▶ STATED GOAL
Write out every line of the material as it stands, apart from the pictures.

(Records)
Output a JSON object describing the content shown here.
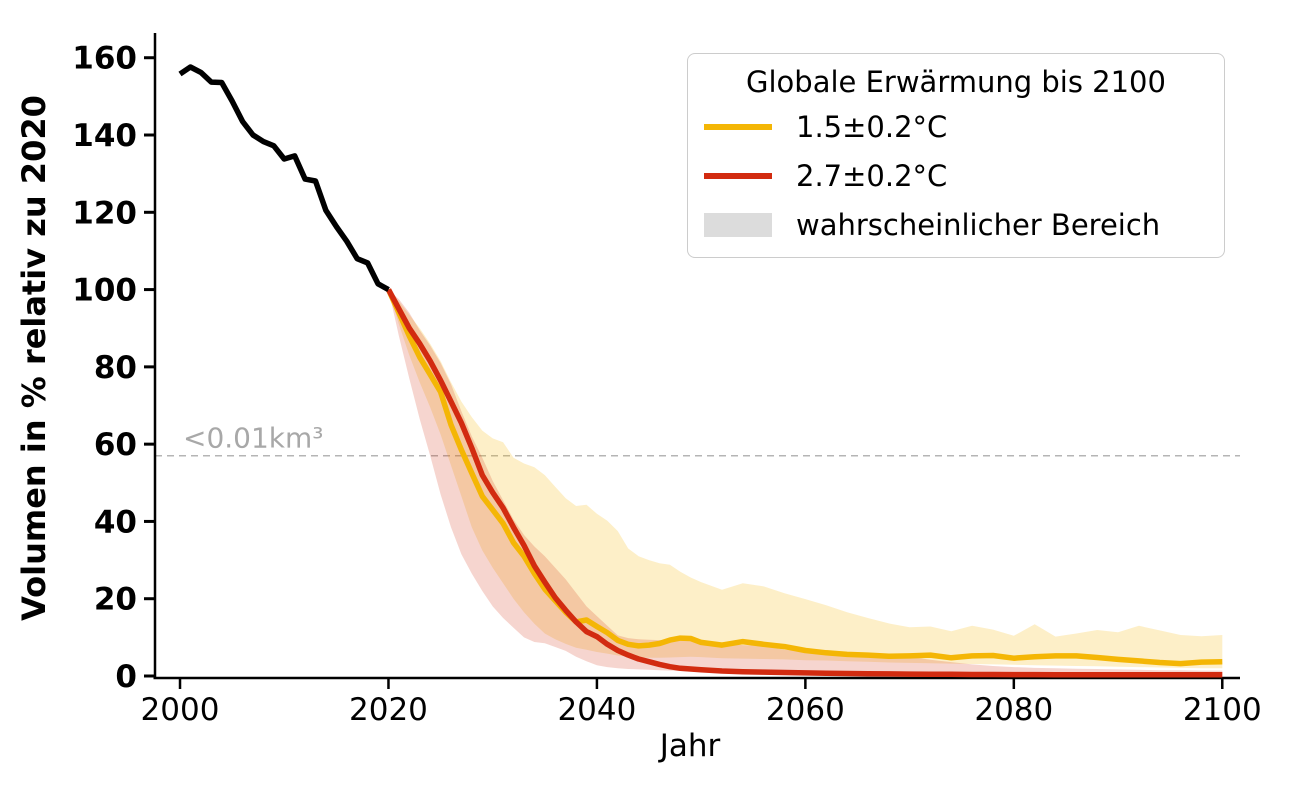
{
  "figure": {
    "ylabel": "Volumen in % relativ zu 2020",
    "xlabel": "Jahr",
    "background": "#ffffff",
    "legend": {
      "title": "Globale Erwärmung bis 2100",
      "items": [
        {
          "label": "1.5±0.2°C",
          "swatch": "line",
          "color": "#F4B605"
        },
        {
          "label": "2.7±0.2°C",
          "swatch": "line",
          "color": "#D22B10"
        },
        {
          "label": "wahrscheinlicher Bereich",
          "swatch": "patch",
          "color": "#DCDCDC"
        }
      ]
    }
  },
  "chart_data": {
    "type": "line",
    "title": "",
    "xlabel": "Jahr",
    "ylabel": "Volumen in % relativ zu 2020",
    "xlim": [
      1997.6,
      2101.7
    ],
    "ylim": [
      0,
      166.4
    ],
    "xticks": [
      2000,
      2020,
      2040,
      2060,
      2080,
      2100
    ],
    "yticks": [
      0,
      20,
      40,
      60,
      80,
      100,
      120,
      140,
      160
    ],
    "grid": false,
    "legend_position": "upper right",
    "threshold": {
      "value": 57,
      "label": "<0.01km³",
      "style": "dashed",
      "color": "#b5b5b5",
      "label_color": "#a8a8a8"
    },
    "series": [
      {
        "name": "historical",
        "color": "#000000",
        "x": [
          2000,
          2001,
          2002,
          2003,
          2004,
          2005,
          2006,
          2007,
          2008,
          2009,
          2010,
          2011,
          2012,
          2013,
          2014,
          2015,
          2016,
          2017,
          2018,
          2019,
          2020
        ],
        "values": [
          155.8,
          157.6,
          156.2,
          153.7,
          153.6,
          148.8,
          143.5,
          140.0,
          138.3,
          137.2,
          133.8,
          134.6,
          128.6,
          128.1,
          120.5,
          116.3,
          112.5,
          108.0,
          106.9,
          101.5,
          100.0
        ]
      },
      {
        "name": "1.5±0.2°C",
        "color": "#F4B605",
        "x": [
          2020,
          2021,
          2022,
          2023,
          2024,
          2025,
          2026,
          2027,
          2028,
          2029,
          2030,
          2031,
          2032,
          2033,
          2034,
          2035,
          2036,
          2037,
          2038,
          2039,
          2040,
          2041,
          2042,
          2043,
          2044,
          2045,
          2046,
          2047,
          2048,
          2049,
          2050,
          2052,
          2054,
          2056,
          2058,
          2060,
          2062,
          2064,
          2066,
          2068,
          2070,
          2072,
          2074,
          2076,
          2078,
          2080,
          2082,
          2084,
          2086,
          2088,
          2090,
          2092,
          2094,
          2096,
          2098,
          2100
        ],
        "values": [
          100,
          94,
          88,
          82.5,
          78,
          73.5,
          65,
          58.5,
          52.5,
          46.5,
          43,
          39.5,
          34.5,
          31,
          26.5,
          22.5,
          19.5,
          16.5,
          14,
          14.5,
          12.8,
          11.2,
          9.2,
          8.2,
          7.8,
          8,
          8.4,
          9.3,
          9.8,
          9.7,
          8.7,
          8,
          8.9,
          8.2,
          7.6,
          6.6,
          6,
          5.6,
          5.4,
          5.1,
          5.2,
          5.4,
          4.7,
          5.2,
          5.3,
          4.6,
          5,
          5.2,
          5.2,
          4.8,
          4.3,
          3.9,
          3.5,
          3.2,
          3.6,
          3.7
        ],
        "band_upper": [
          100,
          97,
          93.5,
          90,
          86,
          81.5,
          76,
          71,
          67,
          63.5,
          61.5,
          60.5,
          56.5,
          55,
          54,
          52,
          49,
          46,
          44,
          44.3,
          42,
          40.2,
          37.5,
          33,
          31,
          30,
          29.2,
          28.8,
          27,
          25.5,
          24.3,
          22.3,
          24,
          23.2,
          21.4,
          19.9,
          18.3,
          16.5,
          15,
          13.6,
          12.6,
          12.8,
          11.6,
          13,
          12,
          10.4,
          13.4,
          10.2,
          11,
          11.9,
          11.3,
          13,
          11.8,
          10.6,
          10.3,
          10.6
        ],
        "band_lower": [
          100,
          91,
          83,
          76,
          69.5,
          62.5,
          54.5,
          46.5,
          38.5,
          32.5,
          28,
          24,
          20,
          16.5,
          13.5,
          11,
          9.5,
          8.3,
          7.3,
          6.8,
          6.2,
          5.8,
          5.3,
          5,
          4.8,
          4.7,
          4.7,
          4.8,
          4.9,
          5,
          4.9,
          4.6,
          4.5,
          4.4,
          4.3,
          4.1,
          4,
          3.8,
          3.7,
          3.5,
          3.4,
          3.3,
          3.2,
          3.1,
          3,
          2.9,
          2.8,
          2.7,
          2.6,
          2.5,
          2.4,
          2.3,
          2.2,
          2.1,
          2,
          2
        ],
        "band_opacity": 0.22
      },
      {
        "name": "2.7±0.2°C",
        "color": "#D22B10",
        "x": [
          2020,
          2021,
          2022,
          2023,
          2024,
          2025,
          2026,
          2027,
          2028,
          2029,
          2030,
          2031,
          2032,
          2033,
          2034,
          2035,
          2036,
          2037,
          2038,
          2039,
          2040,
          2041,
          2042,
          2043,
          2044,
          2045,
          2046,
          2047,
          2048,
          2049,
          2050,
          2052,
          2054,
          2056,
          2058,
          2060,
          2062,
          2064,
          2066,
          2068,
          2070,
          2072,
          2074,
          2076,
          2078,
          2080,
          2082,
          2084,
          2086,
          2088,
          2090,
          2092,
          2094,
          2096,
          2098,
          2100
        ],
        "values": [
          100,
          95,
          90,
          86,
          81.5,
          76.5,
          71,
          65.5,
          59,
          52,
          47.5,
          43.5,
          38.5,
          33.8,
          28.5,
          24.3,
          20.3,
          17,
          14,
          11.5,
          10.2,
          8.2,
          6.6,
          5.4,
          4.4,
          3.7,
          3,
          2.4,
          2,
          1.8,
          1.6,
          1.3,
          1.1,
          1,
          0.9,
          0.8,
          0.7,
          0.65,
          0.6,
          0.55,
          0.5,
          0.45,
          0.45,
          0.4,
          0.4,
          0.35,
          0.35,
          0.3,
          0.3,
          0.3,
          0.3,
          0.3,
          0.3,
          0.3,
          0.3,
          0.3
        ],
        "band_upper": [
          100,
          97.5,
          94,
          89.5,
          85.5,
          81,
          75.5,
          68.5,
          62,
          56.5,
          50.5,
          45.5,
          40.5,
          36.5,
          33.5,
          31,
          28,
          25,
          21.5,
          18,
          15.5,
          13,
          10.5,
          9.8,
          9.5,
          9.4,
          9.3,
          9.3,
          9.3,
          9.1,
          9,
          8.5,
          8,
          7.8,
          6.8,
          6.3,
          6,
          5.8,
          5.6,
          5.4,
          5,
          4.2,
          3.6,
          3,
          2.6,
          2.3,
          2.1,
          2,
          1.9,
          1.8,
          1.7,
          1.6,
          1.5,
          1.5,
          1.4,
          1.4
        ],
        "band_lower": [
          100,
          88,
          77,
          66.5,
          57,
          47,
          38.5,
          31.5,
          26.5,
          22,
          18,
          15,
          12.5,
          10,
          8.8,
          8.5,
          7.5,
          6.5,
          5,
          3.8,
          2.8,
          2.3,
          2,
          1.8,
          1.7,
          1.6,
          1.5,
          1.4,
          1.3,
          1.2,
          1.1,
          1,
          0.9,
          0.8,
          0.75,
          0.7,
          0.6,
          0.6,
          0.55,
          0.5,
          0.45,
          0.4,
          0.4,
          0.35,
          0.3,
          0.3,
          0.25,
          0.25,
          0.2,
          0.2,
          0.2,
          0.2,
          0.15,
          0.15,
          0.15,
          0.15
        ],
        "band_opacity": 0.2
      }
    ]
  }
}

▶ EXERCISE RESPONSE
Output a JSON object describing the content shown here.
{
  "figure": {
    "ylabel": "Volumen in % relativ zu 2020",
    "xlabel": "Jahr",
    "background": "#ffffff",
    "legend": {
      "title": "Globale Erwärmung bis 2100",
      "items": [
        {
          "label": "1.5±0.2°C",
          "swatch": "line",
          "color": "#F4B605"
        },
        {
          "label": "2.7±0.2°C",
          "swatch": "line",
          "color": "#D22B10"
        },
        {
          "label": "wahrscheinlicher Bereich",
          "swatch": "patch",
          "color": "#DCDCDC"
        }
      ]
    }
  },
  "chart_data": {
    "type": "line",
    "title": "",
    "xlabel": "Jahr",
    "ylabel": "Volumen in % relativ zu 2020",
    "xlim": [
      1997.6,
      2101.7
    ],
    "ylim": [
      0,
      166.4
    ],
    "xticks": [
      2000,
      2020,
      2040,
      2060,
      2080,
      2100
    ],
    "yticks": [
      0,
      20,
      40,
      60,
      80,
      100,
      120,
      140,
      160
    ],
    "grid": false,
    "legend_position": "upper right",
    "threshold": {
      "value": 57,
      "label": "<0.01km³",
      "style": "dashed",
      "color": "#b5b5b5",
      "label_color": "#a8a8a8"
    },
    "series": [
      {
        "name": "historical",
        "color": "#000000",
        "x": [
          2000,
          2001,
          2002,
          2003,
          2004,
          2005,
          2006,
          2007,
          2008,
          2009,
          2010,
          2011,
          2012,
          2013,
          2014,
          2015,
          2016,
          2017,
          2018,
          2019,
          2020
        ],
        "values": [
          155.8,
          157.6,
          156.2,
          153.7,
          153.6,
          148.8,
          143.5,
          140.0,
          138.3,
          137.2,
          133.8,
          134.6,
          128.6,
          128.1,
          120.5,
          116.3,
          112.5,
          108.0,
          106.9,
          101.5,
          100.0
        ]
      },
      {
        "name": "1.5±0.2°C",
        "color": "#F4B605",
        "x": [
          2020,
          2021,
          2022,
          2023,
          2024,
          2025,
          2026,
          2027,
          2028,
          2029,
          2030,
          2031,
          2032,
          2033,
          2034,
          2035,
          2036,
          2037,
          2038,
          2039,
          2040,
          2041,
          2042,
          2043,
          2044,
          2045,
          2046,
          2047,
          2048,
          2049,
          2050,
          2052,
          2054,
          2056,
          2058,
          2060,
          2062,
          2064,
          2066,
          2068,
          2070,
          2072,
          2074,
          2076,
          2078,
          2080,
          2082,
          2084,
          2086,
          2088,
          2090,
          2092,
          2094,
          2096,
          2098,
          2100
        ],
        "values": [
          100,
          94,
          88,
          82.5,
          78,
          73.5,
          65,
          58.5,
          52.5,
          46.5,
          43,
          39.5,
          34.5,
          31,
          26.5,
          22.5,
          19.5,
          16.5,
          14,
          14.5,
          12.8,
          11.2,
          9.2,
          8.2,
          7.8,
          8,
          8.4,
          9.3,
          9.8,
          9.7,
          8.7,
          8,
          8.9,
          8.2,
          7.6,
          6.6,
          6,
          5.6,
          5.4,
          5.1,
          5.2,
          5.4,
          4.7,
          5.2,
          5.3,
          4.6,
          5,
          5.2,
          5.2,
          4.8,
          4.3,
          3.9,
          3.5,
          3.2,
          3.6,
          3.7
        ],
        "band_upper": [
          100,
          97,
          93.5,
          90,
          86,
          81.5,
          76,
          71,
          67,
          63.5,
          61.5,
          60.5,
          56.5,
          55,
          54,
          52,
          49,
          46,
          44,
          44.3,
          42,
          40.2,
          37.5,
          33,
          31,
          30,
          29.2,
          28.8,
          27,
          25.5,
          24.3,
          22.3,
          24,
          23.2,
          21.4,
          19.9,
          18.3,
          16.5,
          15,
          13.6,
          12.6,
          12.8,
          11.6,
          13,
          12,
          10.4,
          13.4,
          10.2,
          11,
          11.9,
          11.3,
          13,
          11.8,
          10.6,
          10.3,
          10.6
        ],
        "band_lower": [
          100,
          91,
          83,
          76,
          69.5,
          62.5,
          54.5,
          46.5,
          38.5,
          32.5,
          28,
          24,
          20,
          16.5,
          13.5,
          11,
          9.5,
          8.3,
          7.3,
          6.8,
          6.2,
          5.8,
          5.3,
          5,
          4.8,
          4.7,
          4.7,
          4.8,
          4.9,
          5,
          4.9,
          4.6,
          4.5,
          4.4,
          4.3,
          4.1,
          4,
          3.8,
          3.7,
          3.5,
          3.4,
          3.3,
          3.2,
          3.1,
          3,
          2.9,
          2.8,
          2.7,
          2.6,
          2.5,
          2.4,
          2.3,
          2.2,
          2.1,
          2,
          2
        ],
        "band_opacity": 0.22
      },
      {
        "name": "2.7±0.2°C",
        "color": "#D22B10",
        "x": [
          2020,
          2021,
          2022,
          2023,
          2024,
          2025,
          2026,
          2027,
          2028,
          2029,
          2030,
          2031,
          2032,
          2033,
          2034,
          2035,
          2036,
          2037,
          2038,
          2039,
          2040,
          2041,
          2042,
          2043,
          2044,
          2045,
          2046,
          2047,
          2048,
          2049,
          2050,
          2052,
          2054,
          2056,
          2058,
          2060,
          2062,
          2064,
          2066,
          2068,
          2070,
          2072,
          2074,
          2076,
          2078,
          2080,
          2082,
          2084,
          2086,
          2088,
          2090,
          2092,
          2094,
          2096,
          2098,
          2100
        ],
        "values": [
          100,
          95,
          90,
          86,
          81.5,
          76.5,
          71,
          65.5,
          59,
          52,
          47.5,
          43.5,
          38.5,
          33.8,
          28.5,
          24.3,
          20.3,
          17,
          14,
          11.5,
          10.2,
          8.2,
          6.6,
          5.4,
          4.4,
          3.7,
          3,
          2.4,
          2,
          1.8,
          1.6,
          1.3,
          1.1,
          1,
          0.9,
          0.8,
          0.7,
          0.65,
          0.6,
          0.55,
          0.5,
          0.45,
          0.45,
          0.4,
          0.4,
          0.35,
          0.35,
          0.3,
          0.3,
          0.3,
          0.3,
          0.3,
          0.3,
          0.3,
          0.3,
          0.3
        ],
        "band_upper": [
          100,
          97.5,
          94,
          89.5,
          85.5,
          81,
          75.5,
          68.5,
          62,
          56.5,
          50.5,
          45.5,
          40.5,
          36.5,
          33.5,
          31,
          28,
          25,
          21.5,
          18,
          15.5,
          13,
          10.5,
          9.8,
          9.5,
          9.4,
          9.3,
          9.3,
          9.3,
          9.1,
          9,
          8.5,
          8,
          7.8,
          6.8,
          6.3,
          6,
          5.8,
          5.6,
          5.4,
          5,
          4.2,
          3.6,
          3,
          2.6,
          2.3,
          2.1,
          2,
          1.9,
          1.8,
          1.7,
          1.6,
          1.5,
          1.5,
          1.4,
          1.4
        ],
        "band_lower": [
          100,
          88,
          77,
          66.5,
          57,
          47,
          38.5,
          31.5,
          26.5,
          22,
          18,
          15,
          12.5,
          10,
          8.8,
          8.5,
          7.5,
          6.5,
          5,
          3.8,
          2.8,
          2.3,
          2,
          1.8,
          1.7,
          1.6,
          1.5,
          1.4,
          1.3,
          1.2,
          1.1,
          1,
          0.9,
          0.8,
          0.75,
          0.7,
          0.6,
          0.6,
          0.55,
          0.5,
          0.45,
          0.4,
          0.4,
          0.35,
          0.3,
          0.3,
          0.25,
          0.25,
          0.2,
          0.2,
          0.2,
          0.2,
          0.15,
          0.15,
          0.15,
          0.15
        ],
        "band_opacity": 0.2
      }
    ]
  }
}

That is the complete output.